■ **PROBLEM DETAILS**
Check every line of the entries that follow, and copy the ones containing "Confession".
-- -- --
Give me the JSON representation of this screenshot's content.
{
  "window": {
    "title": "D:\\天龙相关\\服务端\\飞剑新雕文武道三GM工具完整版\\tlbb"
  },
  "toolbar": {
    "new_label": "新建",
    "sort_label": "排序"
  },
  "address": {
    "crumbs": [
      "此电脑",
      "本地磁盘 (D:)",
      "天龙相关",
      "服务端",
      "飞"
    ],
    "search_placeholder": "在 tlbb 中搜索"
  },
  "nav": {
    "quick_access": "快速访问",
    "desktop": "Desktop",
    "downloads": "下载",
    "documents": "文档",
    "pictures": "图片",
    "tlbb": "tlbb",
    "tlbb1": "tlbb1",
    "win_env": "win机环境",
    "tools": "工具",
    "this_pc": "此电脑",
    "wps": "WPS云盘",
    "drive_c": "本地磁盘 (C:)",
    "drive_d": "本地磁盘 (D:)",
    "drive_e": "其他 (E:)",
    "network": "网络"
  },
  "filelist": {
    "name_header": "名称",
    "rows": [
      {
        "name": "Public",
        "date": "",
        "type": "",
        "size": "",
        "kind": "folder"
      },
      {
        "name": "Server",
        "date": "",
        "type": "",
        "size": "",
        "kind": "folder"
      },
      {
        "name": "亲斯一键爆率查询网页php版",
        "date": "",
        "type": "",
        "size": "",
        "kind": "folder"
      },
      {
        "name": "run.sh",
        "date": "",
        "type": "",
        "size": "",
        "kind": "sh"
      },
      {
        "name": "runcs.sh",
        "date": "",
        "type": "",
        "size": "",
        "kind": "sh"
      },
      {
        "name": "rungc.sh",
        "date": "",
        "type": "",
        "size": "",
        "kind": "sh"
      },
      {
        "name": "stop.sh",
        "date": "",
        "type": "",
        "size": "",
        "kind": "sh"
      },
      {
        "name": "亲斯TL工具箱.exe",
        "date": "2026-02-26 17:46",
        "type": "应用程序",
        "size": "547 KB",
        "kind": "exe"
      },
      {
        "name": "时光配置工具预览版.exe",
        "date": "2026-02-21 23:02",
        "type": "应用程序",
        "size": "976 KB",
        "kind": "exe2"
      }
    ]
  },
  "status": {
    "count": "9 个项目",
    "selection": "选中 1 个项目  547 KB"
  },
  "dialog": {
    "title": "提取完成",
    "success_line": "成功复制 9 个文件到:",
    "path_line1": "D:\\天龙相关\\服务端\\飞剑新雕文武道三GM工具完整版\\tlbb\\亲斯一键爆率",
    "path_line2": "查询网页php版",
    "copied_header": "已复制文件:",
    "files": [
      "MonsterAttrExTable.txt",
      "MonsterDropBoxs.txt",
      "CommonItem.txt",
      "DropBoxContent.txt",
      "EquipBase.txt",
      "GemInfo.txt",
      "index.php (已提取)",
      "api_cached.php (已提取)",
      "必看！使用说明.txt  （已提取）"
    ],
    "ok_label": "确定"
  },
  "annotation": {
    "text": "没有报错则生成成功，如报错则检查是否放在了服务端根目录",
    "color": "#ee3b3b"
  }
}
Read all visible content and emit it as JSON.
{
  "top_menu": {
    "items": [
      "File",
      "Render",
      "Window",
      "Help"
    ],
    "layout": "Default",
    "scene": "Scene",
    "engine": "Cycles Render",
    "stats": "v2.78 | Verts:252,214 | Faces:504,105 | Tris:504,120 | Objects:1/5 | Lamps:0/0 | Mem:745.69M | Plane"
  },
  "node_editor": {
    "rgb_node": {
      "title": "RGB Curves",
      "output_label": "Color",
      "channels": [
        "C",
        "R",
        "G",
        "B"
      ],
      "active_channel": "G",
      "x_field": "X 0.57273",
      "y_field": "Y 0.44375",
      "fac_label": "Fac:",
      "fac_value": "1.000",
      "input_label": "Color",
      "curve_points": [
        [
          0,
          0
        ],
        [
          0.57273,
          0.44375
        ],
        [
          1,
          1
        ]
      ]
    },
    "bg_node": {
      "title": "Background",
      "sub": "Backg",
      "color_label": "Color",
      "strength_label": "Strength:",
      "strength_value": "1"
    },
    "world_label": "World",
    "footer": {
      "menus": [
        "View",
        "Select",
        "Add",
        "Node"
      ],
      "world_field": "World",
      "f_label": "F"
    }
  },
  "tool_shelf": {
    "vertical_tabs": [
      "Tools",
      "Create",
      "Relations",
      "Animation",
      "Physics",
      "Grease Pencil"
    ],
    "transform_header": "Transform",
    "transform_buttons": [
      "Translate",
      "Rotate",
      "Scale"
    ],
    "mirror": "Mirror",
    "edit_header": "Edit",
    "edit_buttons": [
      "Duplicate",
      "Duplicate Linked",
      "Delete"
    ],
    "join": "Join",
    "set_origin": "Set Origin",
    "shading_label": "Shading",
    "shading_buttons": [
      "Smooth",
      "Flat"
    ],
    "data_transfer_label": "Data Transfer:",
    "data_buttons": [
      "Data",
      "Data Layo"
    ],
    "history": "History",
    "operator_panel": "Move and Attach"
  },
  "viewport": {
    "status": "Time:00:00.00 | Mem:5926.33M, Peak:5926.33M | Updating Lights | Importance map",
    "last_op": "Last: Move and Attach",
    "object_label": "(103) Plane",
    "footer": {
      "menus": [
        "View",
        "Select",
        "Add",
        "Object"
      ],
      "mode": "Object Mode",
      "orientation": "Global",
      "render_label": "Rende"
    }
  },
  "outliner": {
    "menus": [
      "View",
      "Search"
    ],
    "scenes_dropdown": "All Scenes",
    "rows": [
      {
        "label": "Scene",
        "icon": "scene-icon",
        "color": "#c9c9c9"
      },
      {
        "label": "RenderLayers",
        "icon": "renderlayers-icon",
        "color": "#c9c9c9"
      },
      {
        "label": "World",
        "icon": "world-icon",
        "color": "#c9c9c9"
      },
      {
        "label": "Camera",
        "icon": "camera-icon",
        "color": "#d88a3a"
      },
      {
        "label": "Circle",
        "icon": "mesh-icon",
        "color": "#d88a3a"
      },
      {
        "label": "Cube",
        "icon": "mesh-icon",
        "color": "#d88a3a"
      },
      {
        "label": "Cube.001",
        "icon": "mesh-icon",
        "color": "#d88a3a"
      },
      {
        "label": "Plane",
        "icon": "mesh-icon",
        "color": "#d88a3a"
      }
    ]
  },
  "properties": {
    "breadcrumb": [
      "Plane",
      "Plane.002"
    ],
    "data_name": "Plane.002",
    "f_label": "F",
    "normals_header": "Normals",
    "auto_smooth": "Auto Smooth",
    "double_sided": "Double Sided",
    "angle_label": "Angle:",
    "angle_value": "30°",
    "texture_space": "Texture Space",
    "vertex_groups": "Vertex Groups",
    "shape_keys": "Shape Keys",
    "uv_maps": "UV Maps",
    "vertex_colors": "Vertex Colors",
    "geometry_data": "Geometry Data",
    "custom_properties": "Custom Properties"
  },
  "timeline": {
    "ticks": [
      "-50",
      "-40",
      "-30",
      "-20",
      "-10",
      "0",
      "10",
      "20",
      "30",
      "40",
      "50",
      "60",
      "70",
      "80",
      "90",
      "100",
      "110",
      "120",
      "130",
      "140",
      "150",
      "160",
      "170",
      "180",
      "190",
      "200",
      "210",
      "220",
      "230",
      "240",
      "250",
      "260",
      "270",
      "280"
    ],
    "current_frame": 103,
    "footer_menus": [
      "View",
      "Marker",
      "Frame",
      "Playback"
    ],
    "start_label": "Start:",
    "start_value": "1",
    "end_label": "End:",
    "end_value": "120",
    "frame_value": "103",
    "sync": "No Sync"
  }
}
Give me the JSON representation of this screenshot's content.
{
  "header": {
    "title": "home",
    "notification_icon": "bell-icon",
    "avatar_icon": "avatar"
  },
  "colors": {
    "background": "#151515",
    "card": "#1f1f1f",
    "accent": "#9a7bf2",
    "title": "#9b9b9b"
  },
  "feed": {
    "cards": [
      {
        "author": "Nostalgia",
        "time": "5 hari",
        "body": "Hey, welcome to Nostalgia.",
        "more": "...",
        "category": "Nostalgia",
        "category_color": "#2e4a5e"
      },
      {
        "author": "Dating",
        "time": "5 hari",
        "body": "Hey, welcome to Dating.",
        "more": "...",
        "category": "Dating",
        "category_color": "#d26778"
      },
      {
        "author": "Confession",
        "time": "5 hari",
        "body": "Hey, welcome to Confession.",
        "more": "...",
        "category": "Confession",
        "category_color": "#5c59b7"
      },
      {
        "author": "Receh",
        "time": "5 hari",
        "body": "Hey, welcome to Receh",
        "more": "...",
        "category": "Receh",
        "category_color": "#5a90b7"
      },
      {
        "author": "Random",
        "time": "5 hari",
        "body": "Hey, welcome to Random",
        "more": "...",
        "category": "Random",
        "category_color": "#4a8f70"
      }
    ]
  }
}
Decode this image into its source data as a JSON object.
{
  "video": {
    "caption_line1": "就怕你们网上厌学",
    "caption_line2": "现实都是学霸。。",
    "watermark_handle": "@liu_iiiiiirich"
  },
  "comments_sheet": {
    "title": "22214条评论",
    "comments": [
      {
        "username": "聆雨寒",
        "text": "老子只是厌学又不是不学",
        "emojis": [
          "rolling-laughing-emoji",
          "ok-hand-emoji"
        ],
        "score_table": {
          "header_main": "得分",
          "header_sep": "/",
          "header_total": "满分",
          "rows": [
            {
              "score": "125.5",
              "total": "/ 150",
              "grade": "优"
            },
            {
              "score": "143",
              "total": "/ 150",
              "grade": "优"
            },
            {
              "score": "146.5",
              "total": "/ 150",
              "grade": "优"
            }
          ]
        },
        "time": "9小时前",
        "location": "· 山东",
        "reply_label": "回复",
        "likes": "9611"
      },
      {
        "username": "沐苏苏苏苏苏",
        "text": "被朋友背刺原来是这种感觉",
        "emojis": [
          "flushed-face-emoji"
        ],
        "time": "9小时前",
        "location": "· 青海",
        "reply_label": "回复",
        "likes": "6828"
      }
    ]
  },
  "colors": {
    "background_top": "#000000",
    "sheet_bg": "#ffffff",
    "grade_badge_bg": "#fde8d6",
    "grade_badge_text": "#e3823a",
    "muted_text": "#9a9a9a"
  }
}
-- -- --
■ **EXERCISE OUTPUT**
        "author": "Confession",
        "body": "Hey, welcome to Confession.",
        "category": "Confession",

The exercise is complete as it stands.